* **Task to complete**: Here are some entries; quote each one exactly.

* **Excerpted data**:
+++
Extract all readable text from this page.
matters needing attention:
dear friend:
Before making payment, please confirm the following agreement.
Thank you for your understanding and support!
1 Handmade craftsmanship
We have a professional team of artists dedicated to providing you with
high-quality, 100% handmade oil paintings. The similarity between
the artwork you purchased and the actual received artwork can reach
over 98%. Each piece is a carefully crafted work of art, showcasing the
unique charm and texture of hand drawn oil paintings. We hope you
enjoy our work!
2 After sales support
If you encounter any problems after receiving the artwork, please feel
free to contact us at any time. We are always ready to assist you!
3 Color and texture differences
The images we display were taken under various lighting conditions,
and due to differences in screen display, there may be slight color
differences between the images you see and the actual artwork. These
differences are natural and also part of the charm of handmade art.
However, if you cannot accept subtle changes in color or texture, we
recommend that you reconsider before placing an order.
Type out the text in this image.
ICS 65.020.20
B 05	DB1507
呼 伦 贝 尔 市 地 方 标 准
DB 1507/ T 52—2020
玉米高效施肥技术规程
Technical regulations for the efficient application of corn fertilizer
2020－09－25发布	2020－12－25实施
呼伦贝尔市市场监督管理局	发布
+++
* **Response below**:
Extract all readable text from this page.
matters needing attention:
dear friend:
Before making payment, please confirm the following agreement.
Thank you for your understanding and support!
1 Handmade craftsmanship
We have a professional team of artists dedicated to providing you with
high-quality, 100% handmade oil paintings. The similarity between
the artwork you purchased and the actual received artwork can reach
over 98%. Each piece is a carefully crafted work of art, showcasing the
unique charm and texture of hand drawn oil paintings. We hope you
enjoy our work!
2 After sales support
If you encounter any problems after receiving the artwork, please feel
free to contact us at any time. We are always ready to assist you!
3 Color and texture differences
The images we display were taken under various lighting conditions,
and due to differences in screen display, there may be slight color
differences between the images you see and the actual artwork. These
differences are natural and also part of the charm of handmade art.
However, if you cannot accept subtle changes in color or texture, we
recommend that you reconsider before placing an order.
Type out the text in this image.
ICS 65.020.20
B 05	DB1507
呼 伦 贝 尔 市 地 方 标 准
DB 1507/ T 52—2020
玉米高效施肥技术规程
Technical regulations for the efficient application of corn fertilizer
2020－09－25发布	2020－12－25实施
呼伦贝尔市市场监督管理局	发布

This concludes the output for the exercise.